Only the pictures stay out; every record is to be quoted exactly.
#### Provided material
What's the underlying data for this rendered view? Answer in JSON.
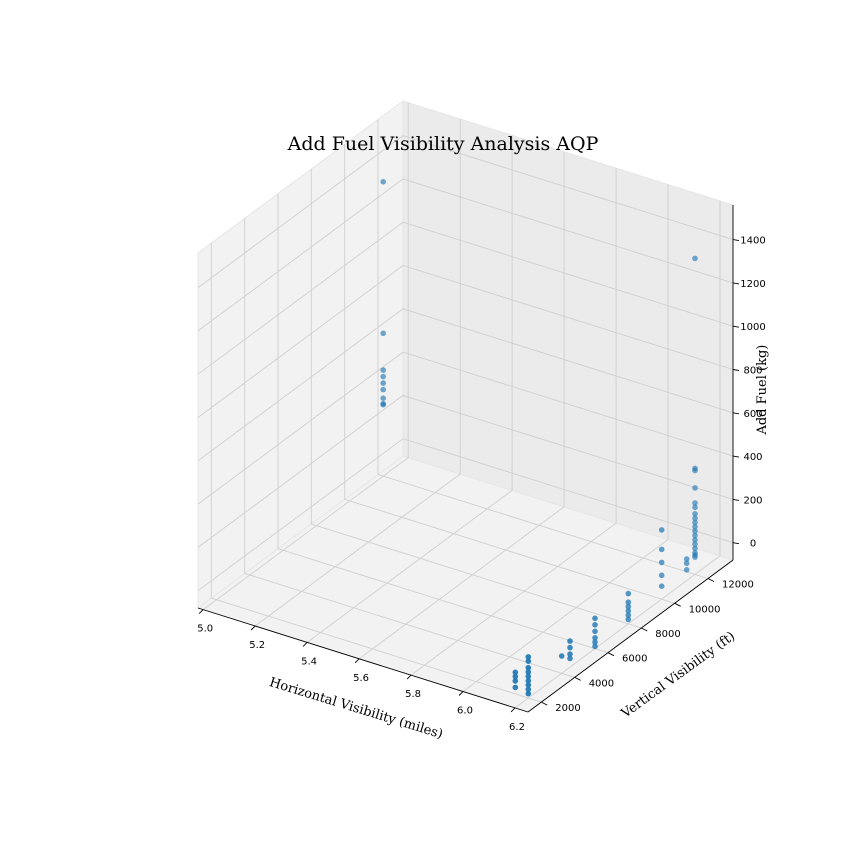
{
  "chart_data": {
    "type": "scatter3d",
    "title": "Add Fuel Visibility Analysis AQP",
    "xlabel": "Horizontal Visibility (miles)",
    "ylabel": "Vertical Visibility (ft)",
    "zlabel": "Add Fuel (kg)",
    "x_ticks": [
      "5.0",
      "5.2",
      "5.4",
      "5.6",
      "5.8",
      "6.0",
      "6.2"
    ],
    "y_ticks": [
      "2000",
      "4000",
      "6000",
      "8000",
      "10000",
      "12000"
    ],
    "z_ticks": [
      "0",
      "200",
      "400",
      "600",
      "800",
      "1000",
      "1200",
      "1400"
    ],
    "xlim": [
      4.98,
      6.25
    ],
    "ylim": [
      1200,
      13500
    ],
    "zlim": [
      -80,
      1560
    ],
    "grid": true,
    "color": "#1f77b4",
    "points": [
      {
        "x": 5.0,
        "y": 12000,
        "z": 1280
      },
      {
        "x": 5.0,
        "y": 12000,
        "z": 580
      },
      {
        "x": 5.0,
        "y": 12000,
        "z": 410
      },
      {
        "x": 5.0,
        "y": 12000,
        "z": 380
      },
      {
        "x": 5.0,
        "y": 12000,
        "z": 350
      },
      {
        "x": 5.0,
        "y": 12000,
        "z": 320
      },
      {
        "x": 5.0,
        "y": 12000,
        "z": 280
      },
      {
        "x": 5.0,
        "y": 12000,
        "z": 255
      },
      {
        "x": 5.0,
        "y": 12000,
        "z": 250
      },
      {
        "x": 6.2,
        "y": 12000,
        "z": 1380
      },
      {
        "x": 6.2,
        "y": 12000,
        "z": 410
      },
      {
        "x": 6.2,
        "y": 12000,
        "z": 400
      },
      {
        "x": 6.2,
        "y": 12000,
        "z": 320
      },
      {
        "x": 6.2,
        "y": 12000,
        "z": 250
      },
      {
        "x": 6.2,
        "y": 12000,
        "z": 230
      },
      {
        "x": 6.2,
        "y": 12000,
        "z": 200
      },
      {
        "x": 6.2,
        "y": 12000,
        "z": 180
      },
      {
        "x": 6.2,
        "y": 12000,
        "z": 160
      },
      {
        "x": 6.2,
        "y": 12000,
        "z": 140
      },
      {
        "x": 6.2,
        "y": 12000,
        "z": 120
      },
      {
        "x": 6.2,
        "y": 12000,
        "z": 100
      },
      {
        "x": 6.2,
        "y": 12000,
        "z": 80
      },
      {
        "x": 6.2,
        "y": 12000,
        "z": 60
      },
      {
        "x": 6.2,
        "y": 12000,
        "z": 40
      },
      {
        "x": 6.2,
        "y": 12000,
        "z": 20
      },
      {
        "x": 6.2,
        "y": 12000,
        "z": 10
      },
      {
        "x": 6.2,
        "y": 12000,
        "z": 0
      },
      {
        "x": 6.2,
        "y": 11500,
        "z": 20
      },
      {
        "x": 6.2,
        "y": 11500,
        "z": 0
      },
      {
        "x": 6.2,
        "y": 11500,
        "z": -30
      },
      {
        "x": 6.2,
        "y": 10000,
        "z": 240
      },
      {
        "x": 6.2,
        "y": 10000,
        "z": 150
      },
      {
        "x": 6.2,
        "y": 10000,
        "z": 90
      },
      {
        "x": 6.2,
        "y": 10000,
        "z": 30
      },
      {
        "x": 6.2,
        "y": 10000,
        "z": -20
      },
      {
        "x": 6.2,
        "y": 8000,
        "z": 60
      },
      {
        "x": 6.2,
        "y": 8000,
        "z": 20
      },
      {
        "x": 6.2,
        "y": 8000,
        "z": 0
      },
      {
        "x": 6.2,
        "y": 8000,
        "z": -20
      },
      {
        "x": 6.2,
        "y": 8000,
        "z": -40
      },
      {
        "x": 6.2,
        "y": 8000,
        "z": -60
      },
      {
        "x": 6.2,
        "y": 6000,
        "z": 60
      },
      {
        "x": 6.2,
        "y": 6000,
        "z": 30
      },
      {
        "x": 6.2,
        "y": 6000,
        "z": 0
      },
      {
        "x": 6.2,
        "y": 6000,
        "z": -30
      },
      {
        "x": 6.2,
        "y": 6000,
        "z": -50
      },
      {
        "x": 6.2,
        "y": 6000,
        "z": -70
      },
      {
        "x": 6.2,
        "y": 4500,
        "z": 40
      },
      {
        "x": 6.2,
        "y": 4500,
        "z": 10
      },
      {
        "x": 6.2,
        "y": 4500,
        "z": -20
      },
      {
        "x": 6.2,
        "y": 4500,
        "z": -40
      },
      {
        "x": 6.2,
        "y": 4000,
        "z": 0
      },
      {
        "x": 6.2,
        "y": 2000,
        "z": 110
      },
      {
        "x": 6.2,
        "y": 2000,
        "z": 90
      },
      {
        "x": 6.2,
        "y": 2000,
        "z": 60
      },
      {
        "x": 6.2,
        "y": 2000,
        "z": 40
      },
      {
        "x": 6.2,
        "y": 2000,
        "z": 20
      },
      {
        "x": 6.2,
        "y": 2000,
        "z": 0
      },
      {
        "x": 6.2,
        "y": 2000,
        "z": -20
      },
      {
        "x": 6.2,
        "y": 2000,
        "z": -40
      },
      {
        "x": 6.2,
        "y": 2000,
        "z": -60
      },
      {
        "x": 6.15,
        "y": 2000,
        "z": 20
      },
      {
        "x": 6.15,
        "y": 2000,
        "z": 0
      },
      {
        "x": 6.15,
        "y": 2000,
        "z": -20
      },
      {
        "x": 6.15,
        "y": 2000,
        "z": -50
      }
    ]
  }
}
########
Worked solution |
What's the underlying data for this rendered view? Answer in JSON.
{
  "chart_data": {
    "type": "scatter3d",
    "title": "Add Fuel Visibility Analysis AQP",
    "xlabel": "Horizontal Visibility (miles)",
    "ylabel": "Vertical Visibility (ft)",
    "zlabel": "Add Fuel (kg)",
    "x_ticks": [
      "5.0",
      "5.2",
      "5.4",
      "5.6",
      "5.8",
      "6.0",
      "6.2"
    ],
    "y_ticks": [
      "2000",
      "4000",
      "6000",
      "8000",
      "10000",
      "12000"
    ],
    "z_ticks": [
      "0",
      "200",
      "400",
      "600",
      "800",
      "1000",
      "1200",
      "1400"
    ],
    "xlim": [
      4.98,
      6.25
    ],
    "ylim": [
      1200,
      13500
    ],
    "zlim": [
      -80,
      1560
    ],
    "grid": true,
    "color": "#1f77b4",
    "points": [
      {
        "x": 5.0,
        "y": 12000,
        "z": 1280
      },
      {
        "x": 5.0,
        "y": 12000,
        "z": 580
      },
      {
        "x": 5.0,
        "y": 12000,
        "z": 410
      },
      {
        "x": 5.0,
        "y": 12000,
        "z": 380
      },
      {
        "x": 5.0,
        "y": 12000,
        "z": 350
      },
      {
        "x": 5.0,
        "y": 12000,
        "z": 320
      },
      {
        "x": 5.0,
        "y": 12000,
        "z": 280
      },
      {
        "x": 5.0,
        "y": 12000,
        "z": 255
      },
      {
        "x": 5.0,
        "y": 12000,
        "z": 250
      },
      {
        "x": 6.2,
        "y": 12000,
        "z": 1380
      },
      {
        "x": 6.2,
        "y": 12000,
        "z": 410
      },
      {
        "x": 6.2,
        "y": 12000,
        "z": 400
      },
      {
        "x": 6.2,
        "y": 12000,
        "z": 320
      },
      {
        "x": 6.2,
        "y": 12000,
        "z": 250
      },
      {
        "x": 6.2,
        "y": 12000,
        "z": 230
      },
      {
        "x": 6.2,
        "y": 12000,
        "z": 200
      },
      {
        "x": 6.2,
        "y": 12000,
        "z": 180
      },
      {
        "x": 6.2,
        "y": 12000,
        "z": 160
      },
      {
        "x": 6.2,
        "y": 12000,
        "z": 140
      },
      {
        "x": 6.2,
        "y": 12000,
        "z": 120
      },
      {
        "x": 6.2,
        "y": 12000,
        "z": 100
      },
      {
        "x": 6.2,
        "y": 12000,
        "z": 80
      },
      {
        "x": 6.2,
        "y": 12000,
        "z": 60
      },
      {
        "x": 6.2,
        "y": 12000,
        "z": 40
      },
      {
        "x": 6.2,
        "y": 12000,
        "z": 20
      },
      {
        "x": 6.2,
        "y": 12000,
        "z": 10
      },
      {
        "x": 6.2,
        "y": 12000,
        "z": 0
      },
      {
        "x": 6.2,
        "y": 11500,
        "z": 20
      },
      {
        "x": 6.2,
        "y": 11500,
        "z": 0
      },
      {
        "x": 6.2,
        "y": 11500,
        "z": -30
      },
      {
        "x": 6.2,
        "y": 10000,
        "z": 240
      },
      {
        "x": 6.2,
        "y": 10000,
        "z": 150
      },
      {
        "x": 6.2,
        "y": 10000,
        "z": 90
      },
      {
        "x": 6.2,
        "y": 10000,
        "z": 30
      },
      {
        "x": 6.2,
        "y": 10000,
        "z": -20
      },
      {
        "x": 6.2,
        "y": 8000,
        "z": 60
      },
      {
        "x": 6.2,
        "y": 8000,
        "z": 20
      },
      {
        "x": 6.2,
        "y": 8000,
        "z": 0
      },
      {
        "x": 6.2,
        "y": 8000,
        "z": -20
      },
      {
        "x": 6.2,
        "y": 8000,
        "z": -40
      },
      {
        "x": 6.2,
        "y": 8000,
        "z": -60
      },
      {
        "x": 6.2,
        "y": 6000,
        "z": 60
      },
      {
        "x": 6.2,
        "y": 6000,
        "z": 30
      },
      {
        "x": 6.2,
        "y": 6000,
        "z": 0
      },
      {
        "x": 6.2,
        "y": 6000,
        "z": -30
      },
      {
        "x": 6.2,
        "y": 6000,
        "z": -50
      },
      {
        "x": 6.2,
        "y": 6000,
        "z": -70
      },
      {
        "x": 6.2,
        "y": 4500,
        "z": 40
      },
      {
        "x": 6.2,
        "y": 4500,
        "z": 10
      },
      {
        "x": 6.2,
        "y": 4500,
        "z": -20
      },
      {
        "x": 6.2,
        "y": 4500,
        "z": -40
      },
      {
        "x": 6.2,
        "y": 4000,
        "z": 0
      },
      {
        "x": 6.2,
        "y": 2000,
        "z": 110
      },
      {
        "x": 6.2,
        "y": 2000,
        "z": 90
      },
      {
        "x": 6.2,
        "y": 2000,
        "z": 60
      },
      {
        "x": 6.2,
        "y": 2000,
        "z": 40
      },
      {
        "x": 6.2,
        "y": 2000,
        "z": 20
      },
      {
        "x": 6.2,
        "y": 2000,
        "z": 0
      },
      {
        "x": 6.2,
        "y": 2000,
        "z": -20
      },
      {
        "x": 6.2,
        "y": 2000,
        "z": -40
      },
      {
        "x": 6.2,
        "y": 2000,
        "z": -60
      },
      {
        "x": 6.15,
        "y": 2000,
        "z": 20
      },
      {
        "x": 6.15,
        "y": 2000,
        "z": 0
      },
      {
        "x": 6.15,
        "y": 2000,
        "z": -20
      },
      {
        "x": 6.15,
        "y": 2000,
        "z": -50
      }
    ]
  }
}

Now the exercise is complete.